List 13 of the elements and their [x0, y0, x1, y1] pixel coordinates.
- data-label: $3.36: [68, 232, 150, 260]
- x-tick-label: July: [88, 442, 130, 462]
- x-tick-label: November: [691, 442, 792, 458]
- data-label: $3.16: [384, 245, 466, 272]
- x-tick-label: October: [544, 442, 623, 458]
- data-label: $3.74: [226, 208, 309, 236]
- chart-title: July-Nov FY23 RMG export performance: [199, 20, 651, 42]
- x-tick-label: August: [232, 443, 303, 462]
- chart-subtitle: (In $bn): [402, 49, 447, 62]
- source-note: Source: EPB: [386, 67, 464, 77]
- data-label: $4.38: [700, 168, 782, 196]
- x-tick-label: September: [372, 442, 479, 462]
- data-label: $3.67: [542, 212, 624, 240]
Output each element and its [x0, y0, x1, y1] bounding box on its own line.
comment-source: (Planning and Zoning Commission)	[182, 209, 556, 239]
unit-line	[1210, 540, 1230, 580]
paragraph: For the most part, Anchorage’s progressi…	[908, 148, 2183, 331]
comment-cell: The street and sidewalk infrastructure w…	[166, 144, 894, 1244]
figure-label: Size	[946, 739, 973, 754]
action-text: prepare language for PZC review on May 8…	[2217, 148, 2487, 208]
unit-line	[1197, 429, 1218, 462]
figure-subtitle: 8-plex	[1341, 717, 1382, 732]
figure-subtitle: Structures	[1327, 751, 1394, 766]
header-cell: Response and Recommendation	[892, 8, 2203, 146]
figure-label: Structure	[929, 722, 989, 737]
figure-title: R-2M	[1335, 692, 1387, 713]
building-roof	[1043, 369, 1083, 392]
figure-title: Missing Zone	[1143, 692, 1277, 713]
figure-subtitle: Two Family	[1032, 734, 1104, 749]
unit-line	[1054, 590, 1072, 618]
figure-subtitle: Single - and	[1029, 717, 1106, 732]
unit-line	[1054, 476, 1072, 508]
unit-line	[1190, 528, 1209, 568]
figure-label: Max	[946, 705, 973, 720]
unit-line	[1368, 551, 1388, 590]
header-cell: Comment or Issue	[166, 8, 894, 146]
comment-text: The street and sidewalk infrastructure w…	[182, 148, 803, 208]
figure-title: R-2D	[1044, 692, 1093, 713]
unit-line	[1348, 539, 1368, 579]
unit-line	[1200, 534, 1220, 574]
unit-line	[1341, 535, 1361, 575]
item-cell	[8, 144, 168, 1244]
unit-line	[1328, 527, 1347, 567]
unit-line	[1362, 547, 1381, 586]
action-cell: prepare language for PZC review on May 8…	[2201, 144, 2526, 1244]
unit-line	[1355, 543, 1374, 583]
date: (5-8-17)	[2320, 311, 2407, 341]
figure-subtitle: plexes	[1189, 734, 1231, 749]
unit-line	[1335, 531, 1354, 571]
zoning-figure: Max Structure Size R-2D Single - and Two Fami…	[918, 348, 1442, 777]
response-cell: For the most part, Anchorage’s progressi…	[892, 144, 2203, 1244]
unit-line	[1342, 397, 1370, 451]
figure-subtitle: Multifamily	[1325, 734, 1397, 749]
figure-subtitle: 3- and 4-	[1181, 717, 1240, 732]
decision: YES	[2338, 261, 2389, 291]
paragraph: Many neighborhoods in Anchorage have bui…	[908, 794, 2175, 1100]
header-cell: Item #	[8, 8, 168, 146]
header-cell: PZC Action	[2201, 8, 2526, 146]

- - -

Short exercise:
Convert the data from its first line through the line containing "- data-label: $3.16: [384, 245, 466, 272]", both included, into a JSON list of strings with one string per line. Leave out blank lines.

Correct output:
[
  "List 13 of the elements and their [x0, y0, x1, y1] pixel coordinates.",
  "- data-label: $3.36: [68, 232, 150, 260]",
  "- x-tick-label: July: [88, 442, 130, 462]",
  "- x-tick-label: November: [691, 442, 792, 458]",
  "- data-label: $3.16: [384, 245, 466, 272]"
]